## Stated exercise
Repeat each line exactly, leaving nothing out.

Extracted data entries
● ● ● ● ● ● ●

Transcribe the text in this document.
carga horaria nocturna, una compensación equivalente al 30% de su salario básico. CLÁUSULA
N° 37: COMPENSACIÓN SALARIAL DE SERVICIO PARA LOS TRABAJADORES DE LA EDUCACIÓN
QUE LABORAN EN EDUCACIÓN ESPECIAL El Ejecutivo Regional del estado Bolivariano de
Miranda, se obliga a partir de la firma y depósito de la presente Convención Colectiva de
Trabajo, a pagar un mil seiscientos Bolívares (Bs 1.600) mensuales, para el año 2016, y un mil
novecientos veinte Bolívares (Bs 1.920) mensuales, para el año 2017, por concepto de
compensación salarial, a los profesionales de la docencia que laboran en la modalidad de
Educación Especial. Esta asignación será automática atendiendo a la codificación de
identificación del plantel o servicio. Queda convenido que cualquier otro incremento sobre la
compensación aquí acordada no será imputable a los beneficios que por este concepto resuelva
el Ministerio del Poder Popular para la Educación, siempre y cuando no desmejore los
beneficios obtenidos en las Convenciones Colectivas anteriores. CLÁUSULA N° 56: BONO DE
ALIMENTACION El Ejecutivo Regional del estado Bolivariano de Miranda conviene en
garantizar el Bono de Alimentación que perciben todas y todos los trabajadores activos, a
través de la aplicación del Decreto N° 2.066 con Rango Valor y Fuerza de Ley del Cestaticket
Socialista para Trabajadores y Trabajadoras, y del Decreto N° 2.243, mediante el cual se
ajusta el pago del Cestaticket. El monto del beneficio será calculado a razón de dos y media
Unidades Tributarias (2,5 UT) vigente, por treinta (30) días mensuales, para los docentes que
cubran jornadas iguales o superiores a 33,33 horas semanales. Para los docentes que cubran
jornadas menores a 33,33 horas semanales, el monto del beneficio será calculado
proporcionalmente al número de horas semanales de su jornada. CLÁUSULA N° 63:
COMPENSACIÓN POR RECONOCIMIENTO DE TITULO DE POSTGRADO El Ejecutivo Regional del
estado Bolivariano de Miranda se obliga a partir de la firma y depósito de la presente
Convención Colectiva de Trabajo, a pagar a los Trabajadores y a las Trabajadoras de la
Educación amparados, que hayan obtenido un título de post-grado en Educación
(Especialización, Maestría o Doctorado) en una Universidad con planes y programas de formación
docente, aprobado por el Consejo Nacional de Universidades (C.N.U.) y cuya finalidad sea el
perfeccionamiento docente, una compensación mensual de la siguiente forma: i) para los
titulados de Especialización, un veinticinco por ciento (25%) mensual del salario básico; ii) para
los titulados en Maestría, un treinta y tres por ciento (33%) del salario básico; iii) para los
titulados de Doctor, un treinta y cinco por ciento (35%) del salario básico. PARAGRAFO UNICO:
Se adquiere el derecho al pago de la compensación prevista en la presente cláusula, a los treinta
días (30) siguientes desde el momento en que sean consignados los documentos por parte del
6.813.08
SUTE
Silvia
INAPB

● ● ● ● ● ● ●

## Reply
Transcribe the text in this document.
carga horaria nocturna, una compensación equivalente al 30% de su salario básico. CLÁUSULA
N° 37: COMPENSACIÓN SALARIAL DE SERVICIO PARA LOS TRABAJADORES DE LA EDUCACIÓN
QUE LABORAN EN EDUCACIÓN ESPECIAL El Ejecutivo Regional del estado Bolivariano de
Miranda, se obliga a partir de la firma y depósito de la presente Convención Colectiva de
Trabajo, a pagar un mil seiscientos Bolívares (Bs 1.600) mensuales, para el año 2016, y un mil
novecientos veinte Bolívares (Bs 1.920) mensuales, para el año 2017, por concepto de
compensación salarial, a los profesionales de la docencia que laboran en la modalidad de
Educación Especial. Esta asignación será automática atendiendo a la codificación de
identificación del plantel o servicio. Queda convenido que cualquier otro incremento sobre la
compensación aquí acordada no será imputable a los beneficios que por este concepto resuelva
el Ministerio del Poder Popular para la Educación, siempre y cuando no desmejore los
beneficios obtenidos en las Convenciones Colectivas anteriores. CLÁUSULA N° 56: BONO DE
ALIMENTACION El Ejecutivo Regional del estado Bolivariano de Miranda conviene en
garantizar el Bono de Alimentación que perciben todas y todos los trabajadores activos, a
través de la aplicación del Decreto N° 2.066 con Rango Valor y Fuerza de Ley del Cestaticket
Socialista para Trabajadores y Trabajadoras, y del Decreto N° 2.243, mediante el cual se
ajusta el pago del Cestaticket. El monto del beneficio será calculado a razón de dos y media
Unidades Tributarias (2,5 UT) vigente, por treinta (30) días mensuales, para los docentes que
cubran jornadas iguales o superiores a 33,33 horas semanales. Para los docentes que cubran
jornadas menores a 33,33 horas semanales, el monto del beneficio será calculado
proporcionalmente al número de horas semanales de su jornada. CLÁUSULA N° 63:
COMPENSACIÓN POR RECONOCIMIENTO DE TITULO DE POSTGRADO El Ejecutivo Regional del
estado Bolivariano de Miranda se obliga a partir de la firma y depósito de la presente
Convención Colectiva de Trabajo, a pagar a los Trabajadores y a las Trabajadoras de la
Educación amparados, que hayan obtenido un título de post-grado en Educación
(Especialización, Maestría o Doctorado) en una Universidad con planes y programas de formación
docente, aprobado por el Consejo Nacional de Universidades (C.N.U.) y cuya finalidad sea el
perfeccionamiento docente, una compensación mensual de la siguiente forma: i) para los
titulados de Especialización, un veinticinco por ciento (25%) mensual del salario básico; ii) para
los titulados en Maestría, un treinta y tres por ciento (33%) del salario básico; iii) para los
titulados de Doctor, un treinta y cinco por ciento (35%) del salario básico. PARAGRAFO UNICO:
Se adquiere el derecho al pago de la compensación prevista en la presente cláusula, a los treinta
días (30) siguientes desde el momento en que sean consignados los documentos por parte del
6.813.08
SUTE
Silvia
INAPB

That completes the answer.